__Exercise__: Identify all lines in the listing that include the word "있습니다", and copy them out.

__Input material__:
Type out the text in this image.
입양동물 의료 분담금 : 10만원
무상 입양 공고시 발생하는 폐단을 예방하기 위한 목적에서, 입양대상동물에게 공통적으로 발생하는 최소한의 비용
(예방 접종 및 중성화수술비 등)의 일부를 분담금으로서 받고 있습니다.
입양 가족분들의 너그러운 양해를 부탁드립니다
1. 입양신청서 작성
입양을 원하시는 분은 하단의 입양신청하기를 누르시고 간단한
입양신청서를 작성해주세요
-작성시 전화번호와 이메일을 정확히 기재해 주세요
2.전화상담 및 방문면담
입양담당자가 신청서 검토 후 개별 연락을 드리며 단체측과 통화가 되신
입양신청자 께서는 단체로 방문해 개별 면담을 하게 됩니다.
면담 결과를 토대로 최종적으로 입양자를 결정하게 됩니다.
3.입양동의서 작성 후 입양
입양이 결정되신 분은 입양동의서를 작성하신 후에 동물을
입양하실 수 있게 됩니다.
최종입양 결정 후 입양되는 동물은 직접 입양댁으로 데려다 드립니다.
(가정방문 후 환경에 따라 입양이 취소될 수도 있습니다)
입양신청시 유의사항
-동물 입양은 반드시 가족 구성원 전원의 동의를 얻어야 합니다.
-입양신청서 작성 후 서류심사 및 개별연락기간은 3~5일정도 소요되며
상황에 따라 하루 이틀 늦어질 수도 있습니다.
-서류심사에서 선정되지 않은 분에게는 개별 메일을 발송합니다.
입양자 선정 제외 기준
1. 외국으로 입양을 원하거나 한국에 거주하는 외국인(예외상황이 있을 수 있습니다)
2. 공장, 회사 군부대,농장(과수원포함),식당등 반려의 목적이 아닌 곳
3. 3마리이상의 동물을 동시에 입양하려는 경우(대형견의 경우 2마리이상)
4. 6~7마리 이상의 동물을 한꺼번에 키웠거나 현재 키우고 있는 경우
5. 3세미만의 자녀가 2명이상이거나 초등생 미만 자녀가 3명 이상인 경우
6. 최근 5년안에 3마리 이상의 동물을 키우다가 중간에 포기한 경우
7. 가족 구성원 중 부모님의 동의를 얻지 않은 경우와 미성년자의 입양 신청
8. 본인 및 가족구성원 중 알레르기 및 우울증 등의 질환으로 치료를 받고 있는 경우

__Answer for the task__:
(예방 접종 및 중성화수술비 등)의 일부를 분담금으로서 받고 있습니다.
(가정방문 후 환경에 따라 입양이 취소될 수도 있습니다)
상황에 따라 하루 이틀 늦어질 수도 있습니다.
1. 외국으로 입양을 원하거나 한국에 거주하는 외국인(예외상황이 있을 수 있습니다)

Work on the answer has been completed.